"""
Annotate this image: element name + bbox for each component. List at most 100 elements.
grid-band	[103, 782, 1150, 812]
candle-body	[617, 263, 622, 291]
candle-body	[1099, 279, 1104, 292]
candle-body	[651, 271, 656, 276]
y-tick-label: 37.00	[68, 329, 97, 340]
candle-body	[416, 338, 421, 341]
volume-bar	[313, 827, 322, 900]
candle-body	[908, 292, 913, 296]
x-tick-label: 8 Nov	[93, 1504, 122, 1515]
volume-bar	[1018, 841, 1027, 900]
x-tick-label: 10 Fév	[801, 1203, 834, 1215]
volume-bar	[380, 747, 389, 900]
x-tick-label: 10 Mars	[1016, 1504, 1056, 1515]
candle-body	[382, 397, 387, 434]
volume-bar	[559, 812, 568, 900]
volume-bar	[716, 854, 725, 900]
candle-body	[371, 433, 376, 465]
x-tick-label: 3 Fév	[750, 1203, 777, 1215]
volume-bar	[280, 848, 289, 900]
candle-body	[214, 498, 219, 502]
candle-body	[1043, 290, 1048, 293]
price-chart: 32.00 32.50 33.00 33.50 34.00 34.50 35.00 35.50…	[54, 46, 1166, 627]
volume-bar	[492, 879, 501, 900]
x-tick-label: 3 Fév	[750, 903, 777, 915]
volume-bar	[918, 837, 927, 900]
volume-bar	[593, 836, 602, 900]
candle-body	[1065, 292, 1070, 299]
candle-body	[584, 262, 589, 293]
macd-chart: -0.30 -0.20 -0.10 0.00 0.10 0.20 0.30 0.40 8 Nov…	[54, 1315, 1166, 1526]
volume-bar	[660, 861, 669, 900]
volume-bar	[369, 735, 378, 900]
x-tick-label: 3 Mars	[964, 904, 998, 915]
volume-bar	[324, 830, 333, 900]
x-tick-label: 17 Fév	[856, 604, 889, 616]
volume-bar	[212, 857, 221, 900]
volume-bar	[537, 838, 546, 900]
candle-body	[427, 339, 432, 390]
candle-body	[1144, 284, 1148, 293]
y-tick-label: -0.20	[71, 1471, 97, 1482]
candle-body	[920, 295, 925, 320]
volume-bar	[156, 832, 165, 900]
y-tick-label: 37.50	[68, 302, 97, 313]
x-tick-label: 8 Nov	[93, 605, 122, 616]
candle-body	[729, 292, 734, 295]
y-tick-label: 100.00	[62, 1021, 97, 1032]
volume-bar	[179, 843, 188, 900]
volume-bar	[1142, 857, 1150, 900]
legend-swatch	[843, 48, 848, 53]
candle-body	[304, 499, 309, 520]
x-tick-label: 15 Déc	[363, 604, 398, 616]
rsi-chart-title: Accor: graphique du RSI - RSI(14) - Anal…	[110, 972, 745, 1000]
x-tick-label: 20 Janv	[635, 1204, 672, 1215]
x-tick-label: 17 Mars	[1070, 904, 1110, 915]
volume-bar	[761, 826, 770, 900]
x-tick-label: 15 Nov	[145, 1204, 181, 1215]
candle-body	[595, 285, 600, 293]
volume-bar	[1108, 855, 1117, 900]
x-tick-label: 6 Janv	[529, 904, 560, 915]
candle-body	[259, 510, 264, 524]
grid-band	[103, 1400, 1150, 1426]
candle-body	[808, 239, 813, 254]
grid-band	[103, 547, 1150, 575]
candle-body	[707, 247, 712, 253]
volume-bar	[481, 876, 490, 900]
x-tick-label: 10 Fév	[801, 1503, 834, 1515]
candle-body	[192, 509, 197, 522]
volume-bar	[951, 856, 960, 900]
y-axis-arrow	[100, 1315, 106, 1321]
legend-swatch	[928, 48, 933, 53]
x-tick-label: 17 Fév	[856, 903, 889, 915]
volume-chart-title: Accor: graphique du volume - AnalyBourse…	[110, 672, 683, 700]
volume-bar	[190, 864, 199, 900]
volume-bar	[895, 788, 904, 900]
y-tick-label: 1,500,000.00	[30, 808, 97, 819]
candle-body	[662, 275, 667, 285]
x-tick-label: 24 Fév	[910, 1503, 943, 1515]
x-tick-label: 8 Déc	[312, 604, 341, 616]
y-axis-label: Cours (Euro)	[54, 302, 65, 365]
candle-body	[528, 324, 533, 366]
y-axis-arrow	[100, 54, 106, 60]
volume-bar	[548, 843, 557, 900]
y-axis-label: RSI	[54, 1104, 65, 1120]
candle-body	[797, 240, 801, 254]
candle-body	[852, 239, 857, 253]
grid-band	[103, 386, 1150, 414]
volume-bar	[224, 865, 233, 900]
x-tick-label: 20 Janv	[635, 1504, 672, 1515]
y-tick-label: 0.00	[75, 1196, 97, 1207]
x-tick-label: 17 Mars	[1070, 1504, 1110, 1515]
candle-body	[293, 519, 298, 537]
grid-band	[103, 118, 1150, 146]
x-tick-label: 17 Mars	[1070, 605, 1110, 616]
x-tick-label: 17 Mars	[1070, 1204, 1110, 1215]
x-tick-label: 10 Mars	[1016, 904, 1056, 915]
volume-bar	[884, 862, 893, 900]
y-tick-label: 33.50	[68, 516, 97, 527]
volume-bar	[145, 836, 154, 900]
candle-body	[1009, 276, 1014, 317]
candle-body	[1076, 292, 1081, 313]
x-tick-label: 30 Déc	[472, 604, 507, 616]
"""
*Written task:* Output everything in the material from the first line down to the line containing "604, 889, 616]", both ends included, as a Markdown table with the columns Row and Line text. Number each line in Row, put the line itself in Line text, and leave out blank lines.

*Exercise output:*
| Row | Line text |
|---|---|
| 1 | Annotate this image: element name + bbox for each component. List at most 100 elements. |
| 2 | grid-band	[103, 782, 1150, 812] |
| 3 | candle-body	[617, 263, 622, 291] |
| 4 | candle-body	[1099, 279, 1104, 292] |
| 5 | candle-body	[651, 271, 656, 276] |
| 6 | y-tick-label: 37.00	[68, 329, 97, 340] |
| 7 | candle-body	[416, 338, 421, 341] |
| 8 | volume-bar	[313, 827, 322, 900] |
| 9 | candle-body	[908, 292, 913, 296] |
| 10 | x-tick-label: 8 Nov	[93, 1504, 122, 1515] |
| 11 | volume-bar	[1018, 841, 1027, 900] |
| 12 | x-tick-label: 10 Fév	[801, 1203, 834, 1215] |
| 13 | volume-bar	[380, 747, 389, 900] |
| 14 | x-tick-label: 10 Mars	[1016, 1504, 1056, 1515] |
| 15 | candle-body	[382, 397, 387, 434] |
| 16 | volume-bar	[559, 812, 568, 900] |
| 17 | volume-bar	[716, 854, 725, 900] |
| 18 | candle-body	[371, 433, 376, 465] |
| 19 | x-tick-label: 3 Fév	[750, 1203, 777, 1215] |
| 20 | volume-bar	[280, 848, 289, 900] |
| 21 | candle-body	[214, 498, 219, 502] |
| 22 | candle-body	[1043, 290, 1048, 293] |
| 23 | price-chart: 32.00 32.50 33.00 33.50 34.00 34.50 35.00 35.50…	[54, 46, 1166, 627] |
| 24 | volume-bar	[492, 879, 501, 900] |
| 25 | x-tick-label: 3 Fév	[750, 903, 777, 915] |
| 26 | volume-bar	[918, 837, 927, 900] |
| 27 | volume-bar	[593, 836, 602, 900] |
| 28 | candle-body	[1065, 292, 1070, 299] |
| 29 | candle-body	[584, 262, 589, 293] |
| 30 | macd-chart: -0.30 -0.20 -0.10 0.00 0.10 0.20 0.30 0.40 8 Nov…	[54, 1315, 1166, 1526] |
| 31 | volume-bar	[660, 861, 669, 900] |
| 32 | volume-bar	[369, 735, 378, 900] |
| 33 | x-tick-label: 3 Mars	[964, 904, 998, 915] |
| 34 | volume-bar	[324, 830, 333, 900] |
| 35 | x-tick-label: 17 Fév	[856, 604, 889, 616] |